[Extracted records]
--------
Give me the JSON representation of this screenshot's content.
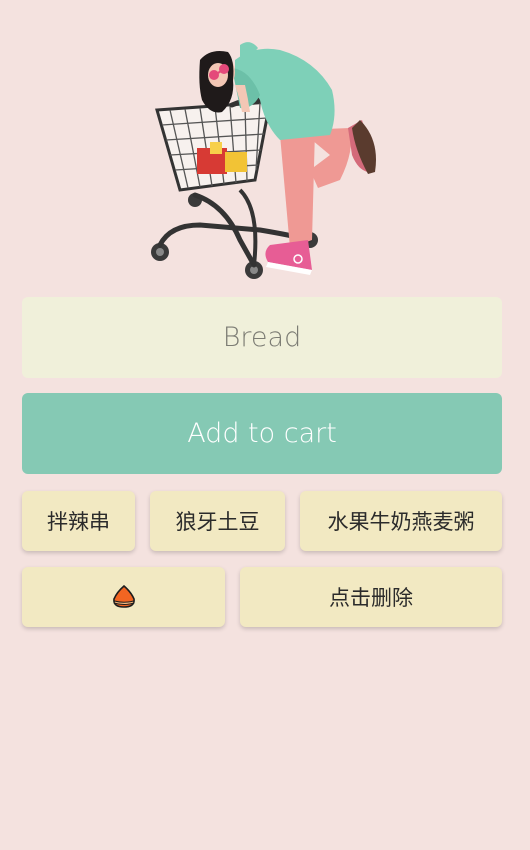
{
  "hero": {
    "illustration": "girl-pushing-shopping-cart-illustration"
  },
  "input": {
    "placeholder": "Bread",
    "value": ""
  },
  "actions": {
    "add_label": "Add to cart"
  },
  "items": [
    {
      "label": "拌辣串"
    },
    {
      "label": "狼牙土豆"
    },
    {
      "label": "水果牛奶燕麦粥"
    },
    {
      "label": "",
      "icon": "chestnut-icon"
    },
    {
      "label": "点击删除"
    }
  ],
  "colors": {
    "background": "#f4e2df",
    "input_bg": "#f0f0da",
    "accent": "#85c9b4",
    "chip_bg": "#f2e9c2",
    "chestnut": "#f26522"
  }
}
--------
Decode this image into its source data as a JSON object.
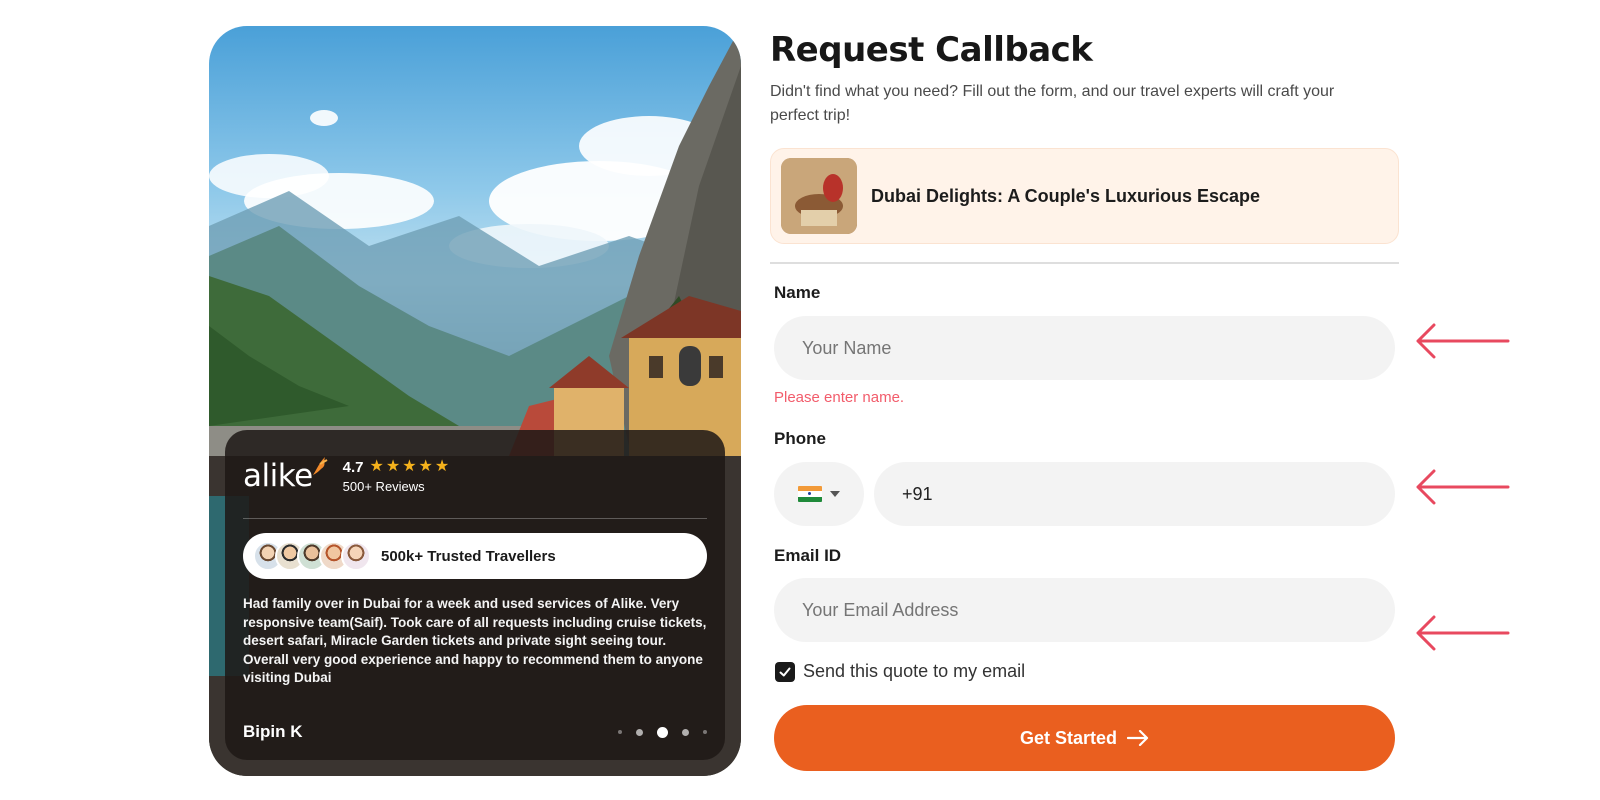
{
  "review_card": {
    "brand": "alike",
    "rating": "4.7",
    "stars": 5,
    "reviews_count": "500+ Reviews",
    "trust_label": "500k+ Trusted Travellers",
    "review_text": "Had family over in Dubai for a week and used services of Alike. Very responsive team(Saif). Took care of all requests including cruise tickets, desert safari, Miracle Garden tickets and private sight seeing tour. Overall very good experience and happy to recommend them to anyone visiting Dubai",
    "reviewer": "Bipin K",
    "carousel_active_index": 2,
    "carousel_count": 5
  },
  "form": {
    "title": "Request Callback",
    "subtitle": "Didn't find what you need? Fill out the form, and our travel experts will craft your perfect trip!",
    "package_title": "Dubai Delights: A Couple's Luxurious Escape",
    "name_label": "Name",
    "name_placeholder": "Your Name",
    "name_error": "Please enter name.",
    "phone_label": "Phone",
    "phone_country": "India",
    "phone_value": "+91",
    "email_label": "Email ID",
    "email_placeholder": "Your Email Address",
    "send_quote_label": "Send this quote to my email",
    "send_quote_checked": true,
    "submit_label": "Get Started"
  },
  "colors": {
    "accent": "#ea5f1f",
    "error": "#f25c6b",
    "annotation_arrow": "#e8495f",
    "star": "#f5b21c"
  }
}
--------
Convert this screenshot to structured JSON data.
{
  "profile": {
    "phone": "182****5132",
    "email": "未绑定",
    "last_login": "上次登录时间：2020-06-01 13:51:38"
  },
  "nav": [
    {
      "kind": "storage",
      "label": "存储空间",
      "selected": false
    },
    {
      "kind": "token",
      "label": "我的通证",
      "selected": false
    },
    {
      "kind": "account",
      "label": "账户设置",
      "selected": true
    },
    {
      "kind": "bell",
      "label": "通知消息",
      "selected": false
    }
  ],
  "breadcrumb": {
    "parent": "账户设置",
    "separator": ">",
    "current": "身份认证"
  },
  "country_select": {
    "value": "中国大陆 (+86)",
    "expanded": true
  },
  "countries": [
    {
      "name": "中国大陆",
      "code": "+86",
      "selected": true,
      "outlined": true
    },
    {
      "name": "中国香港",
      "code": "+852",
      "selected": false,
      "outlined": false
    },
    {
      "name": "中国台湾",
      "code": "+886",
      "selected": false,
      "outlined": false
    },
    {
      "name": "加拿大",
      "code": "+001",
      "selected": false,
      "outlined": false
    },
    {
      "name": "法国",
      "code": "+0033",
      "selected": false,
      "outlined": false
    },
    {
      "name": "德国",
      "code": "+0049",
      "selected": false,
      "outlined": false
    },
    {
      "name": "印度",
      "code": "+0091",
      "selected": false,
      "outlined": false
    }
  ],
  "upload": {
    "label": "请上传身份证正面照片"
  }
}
--------
> SET TASK
Identify each line containing the string "data" and copy it out.

> FINAL ANSWER
Decode this image into its source data as a JSON object.
Convert this screenshot to structured JSON data.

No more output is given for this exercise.